### EXERCISE TASK
For the data that follows, report how many lines contain the word "вносить", and nothing else.

### DATA RECORDS

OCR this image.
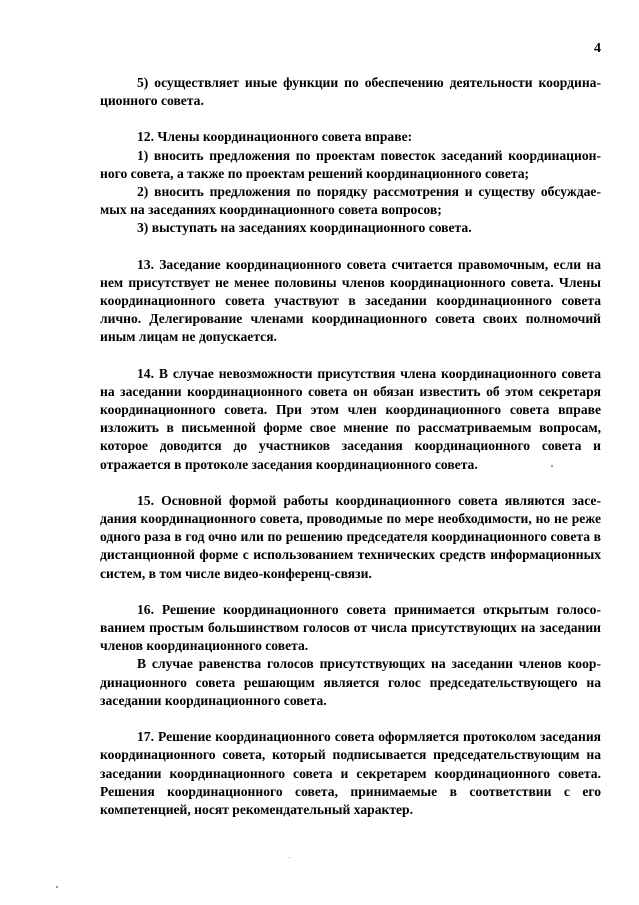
4

5) осуществляет иные функции по обеспечению деятельности координационного совета.

12. Члены координационного совета вправе:

1) вносить предложения по проектам повесток заседаний координационного совета, а также по проектам решений координационного совета;

2) вносить предложения по порядку рассмотрения и существу обсуждаемых на заседаниях координационного совета вопросов;

3) выступать на заседаниях координационного совета.

13. Заседание координационного совета считается правомочным, если на нем присутствует не менее половины членов координационного совета. Члены координационного совета участвуют в заседании координационного совета лично. Делегирование членами координационного совета своих полномочий иным лицам не допускается.

14. В случае невозможности присутствия члена координационного совета на заседании координационного совета он обязан известить об этом секретаря координационного совета. При этом член координационного совета вправе изложить в письменной форме свое мнение по рассматриваемым вопросам, которое доводится до участников заседания координационного совета и отражается в протоколе заседания координационного совета.

15. Основной формой работы координационного совета являются заседания координационного совета, проводимые по мере необходимости, но не реже одного раза в год очно или по решению председателя координационного совета в дистанционной форме с использованием технических средств информационных систем, в том числе видео-конференц-связи.

16. Решение координационного совета принимается открытым голосованием простым большинством голосов от числа присутствующих на заседании членов координационного совета.

В случае равенства голосов присутствующих на заседании членов координационного совета решающим является голос председательствующего на заседании координационного совета.

17. Решение координационного совета оформляется протоколом заседания координационного совета, который подписывается председательствующим на заседании координационного совета и секретарем координационного совета. Решения координационного совета, принимаемые в соответствии с его компетенцией, носят рекомендательный характер.
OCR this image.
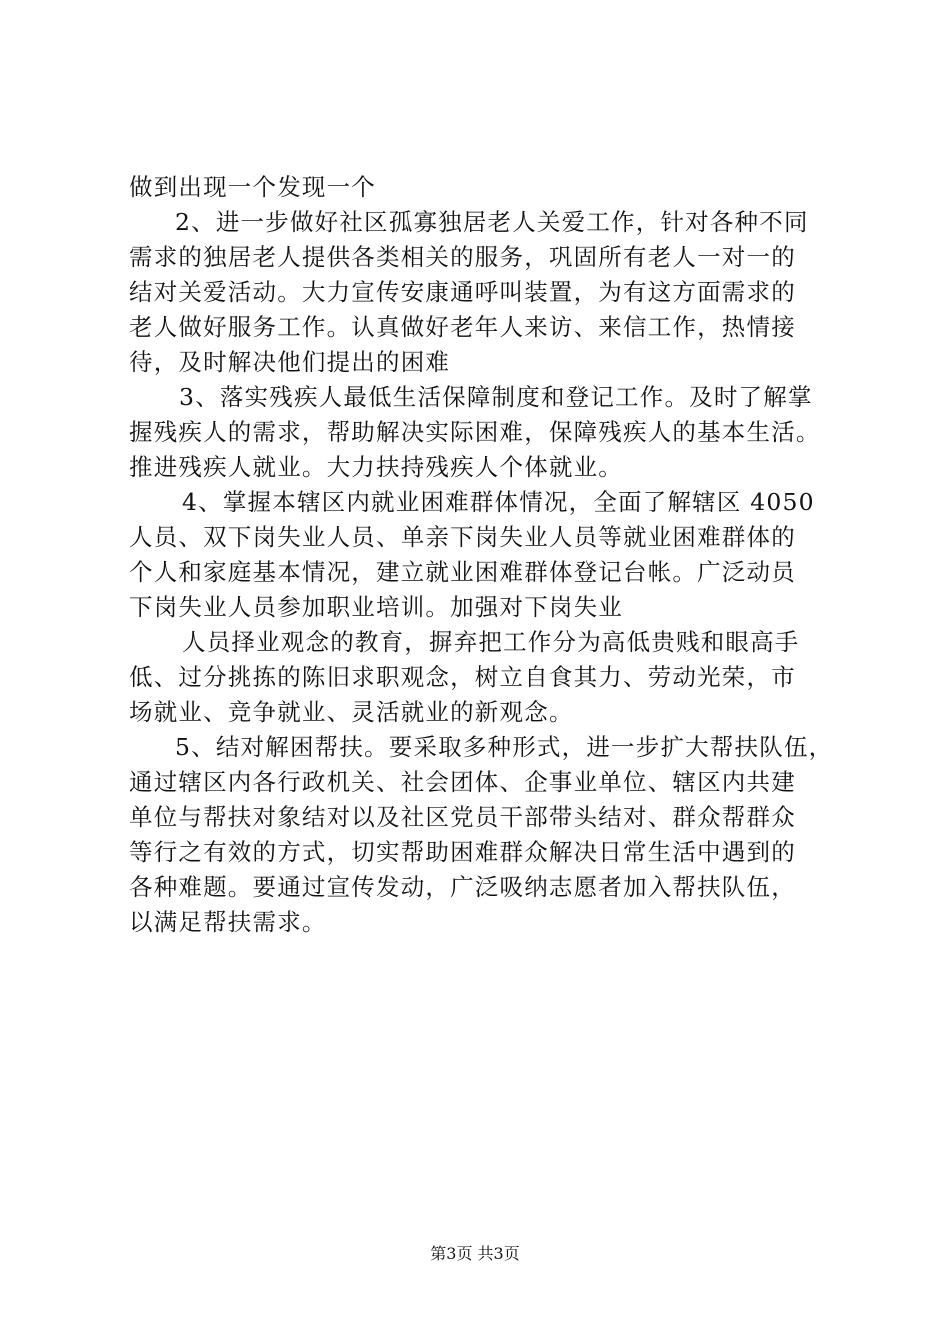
做到出现一个发现一个
2、进一步做好社区孤寡独居老人关爱工作，针对各种不同
需求的独居老人提供各类相关的服务，巩固所有老人一对一的
结对关爱活动。大力宣传安康通呼叫装置，为有这方面需求的
老人做好服务工作。认真做好老年人来访、来信工作，热情接
待，及时解决他们提出的困难
3、落实残疾人最低生活保障制度和登记工作。及时了解掌
握残疾人的需求，帮助解决实际困难，保障残疾人的基本生活。
推进残疾人就业。大力扶持残疾人个体就业。
4、掌握本辖区内就业困难群体情况，全面了解辖区 4050
人员、双下岗失业人员、单亲下岗失业人员等就业困难群体的
个人和家庭基本情况，建立就业困难群体登记台帐。广泛动员
下岗失业人员参加职业培训。加强对下岗失业
人员择业观念的教育，摒弃把工作分为高低贵贱和眼高手
低、过分挑拣的陈旧求职观念，树立自食其力、劳动光荣，市
场就业、竞争就业、灵活就业的新观念。
5、结对解困帮扶。要采取多种形式，进一步扩大帮扶队伍，
通过辖区内各行政机关、社会团体、企事业单位、辖区内共建
单位与帮扶对象结对以及社区党员干部带头结对、群众帮群众
等行之有效的方式，切实帮助困难群众解决日常生活中遇到的
各种难题。要通过宣传发动，广泛吸纳志愿者加入帮扶队伍，
以满足帮扶需求。
第3页 共3页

### EXPECTED OUTPUT
2